What you need to do:
Tally the lines that include "sektor". Output the number only.

Items:
========================================================================

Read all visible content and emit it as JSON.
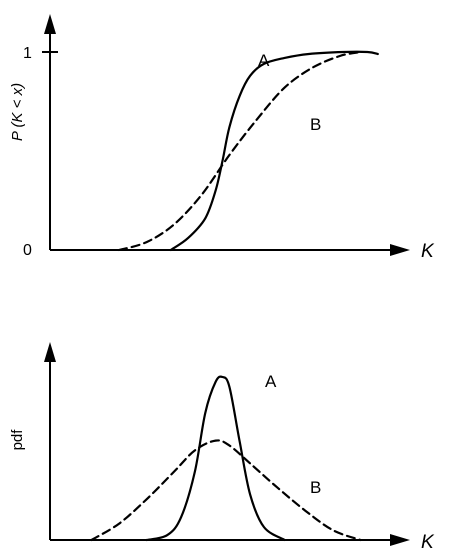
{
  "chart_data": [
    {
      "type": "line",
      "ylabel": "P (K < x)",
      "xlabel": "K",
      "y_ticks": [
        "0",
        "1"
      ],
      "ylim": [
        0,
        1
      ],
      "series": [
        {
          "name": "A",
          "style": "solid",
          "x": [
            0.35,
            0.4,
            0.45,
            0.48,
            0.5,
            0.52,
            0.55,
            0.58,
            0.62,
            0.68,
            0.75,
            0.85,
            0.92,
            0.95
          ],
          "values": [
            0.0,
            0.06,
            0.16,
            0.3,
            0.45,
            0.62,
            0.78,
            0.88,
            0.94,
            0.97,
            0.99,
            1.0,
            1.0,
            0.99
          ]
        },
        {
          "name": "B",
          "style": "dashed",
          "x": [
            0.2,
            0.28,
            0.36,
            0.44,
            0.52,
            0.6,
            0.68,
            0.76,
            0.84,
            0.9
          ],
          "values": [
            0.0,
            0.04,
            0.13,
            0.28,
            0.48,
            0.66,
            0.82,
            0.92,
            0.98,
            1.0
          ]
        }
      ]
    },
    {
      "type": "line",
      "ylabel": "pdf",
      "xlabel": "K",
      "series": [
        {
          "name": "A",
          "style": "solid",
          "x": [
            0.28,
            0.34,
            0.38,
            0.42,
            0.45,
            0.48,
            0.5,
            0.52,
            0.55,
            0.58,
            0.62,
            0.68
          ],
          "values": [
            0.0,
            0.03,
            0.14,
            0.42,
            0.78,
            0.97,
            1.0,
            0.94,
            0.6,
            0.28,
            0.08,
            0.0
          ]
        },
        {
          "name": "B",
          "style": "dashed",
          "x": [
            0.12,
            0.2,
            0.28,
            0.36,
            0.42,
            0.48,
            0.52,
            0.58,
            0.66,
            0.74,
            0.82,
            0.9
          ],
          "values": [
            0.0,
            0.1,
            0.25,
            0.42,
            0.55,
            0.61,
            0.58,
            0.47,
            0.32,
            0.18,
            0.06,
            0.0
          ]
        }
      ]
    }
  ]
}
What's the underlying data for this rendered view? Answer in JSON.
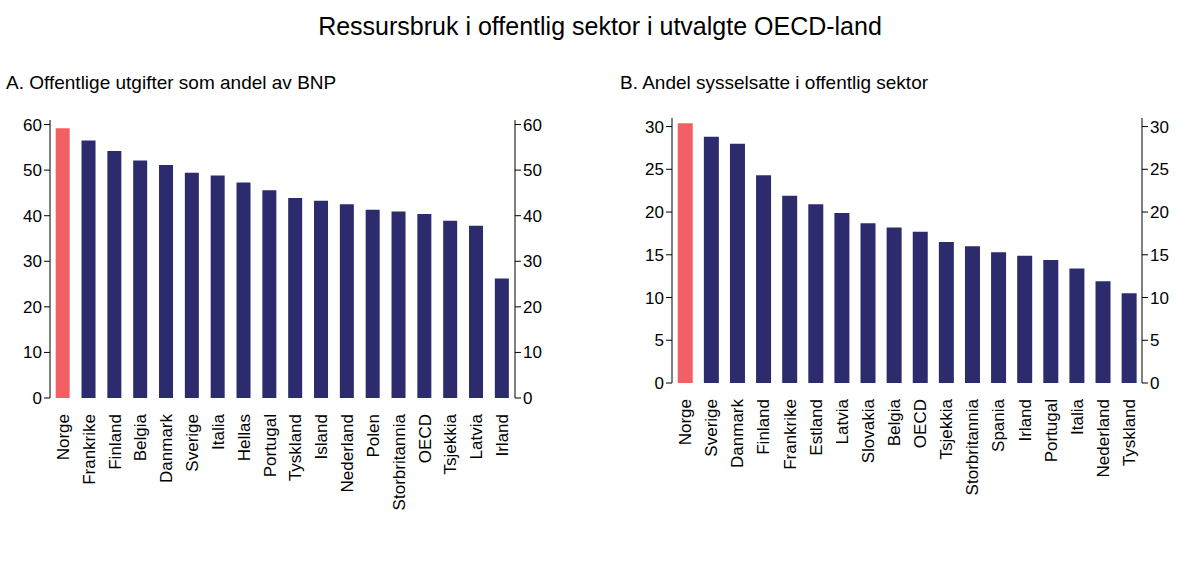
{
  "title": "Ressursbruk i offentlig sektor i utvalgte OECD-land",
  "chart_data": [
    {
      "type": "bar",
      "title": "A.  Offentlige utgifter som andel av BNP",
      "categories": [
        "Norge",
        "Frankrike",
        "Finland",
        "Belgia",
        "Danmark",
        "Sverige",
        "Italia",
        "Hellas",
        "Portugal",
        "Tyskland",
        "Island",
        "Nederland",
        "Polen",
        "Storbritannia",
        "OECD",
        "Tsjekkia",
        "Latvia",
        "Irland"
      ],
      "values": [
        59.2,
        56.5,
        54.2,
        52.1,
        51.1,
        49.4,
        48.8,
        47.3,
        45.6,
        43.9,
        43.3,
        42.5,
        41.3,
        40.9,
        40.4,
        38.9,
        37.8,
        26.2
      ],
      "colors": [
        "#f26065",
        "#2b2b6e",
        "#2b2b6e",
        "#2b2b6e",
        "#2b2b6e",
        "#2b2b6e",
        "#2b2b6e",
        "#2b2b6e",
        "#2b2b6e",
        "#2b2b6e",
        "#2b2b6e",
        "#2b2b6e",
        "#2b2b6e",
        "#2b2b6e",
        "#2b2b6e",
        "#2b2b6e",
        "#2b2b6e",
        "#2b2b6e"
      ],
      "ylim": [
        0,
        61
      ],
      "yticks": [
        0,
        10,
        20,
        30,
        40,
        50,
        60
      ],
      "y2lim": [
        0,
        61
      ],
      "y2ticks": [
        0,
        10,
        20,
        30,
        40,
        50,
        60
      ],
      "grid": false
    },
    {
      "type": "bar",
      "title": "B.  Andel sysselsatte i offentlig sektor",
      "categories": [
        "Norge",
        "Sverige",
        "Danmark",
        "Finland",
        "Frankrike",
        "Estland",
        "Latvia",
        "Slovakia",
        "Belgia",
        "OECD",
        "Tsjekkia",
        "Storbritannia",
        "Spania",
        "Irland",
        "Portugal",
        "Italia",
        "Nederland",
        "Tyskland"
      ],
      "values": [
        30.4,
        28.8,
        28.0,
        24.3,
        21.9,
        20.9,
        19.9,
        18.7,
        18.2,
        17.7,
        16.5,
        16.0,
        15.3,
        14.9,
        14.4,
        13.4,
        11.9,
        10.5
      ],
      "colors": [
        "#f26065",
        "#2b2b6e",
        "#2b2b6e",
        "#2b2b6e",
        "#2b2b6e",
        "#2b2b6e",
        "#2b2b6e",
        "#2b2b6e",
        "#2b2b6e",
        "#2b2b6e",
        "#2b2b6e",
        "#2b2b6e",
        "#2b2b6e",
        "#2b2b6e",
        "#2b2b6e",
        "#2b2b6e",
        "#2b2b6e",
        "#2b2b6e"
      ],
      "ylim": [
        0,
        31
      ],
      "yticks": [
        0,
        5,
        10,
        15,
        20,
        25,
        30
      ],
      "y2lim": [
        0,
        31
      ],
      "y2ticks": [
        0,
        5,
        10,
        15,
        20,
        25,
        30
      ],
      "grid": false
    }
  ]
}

========================================================================

Exercise response:
2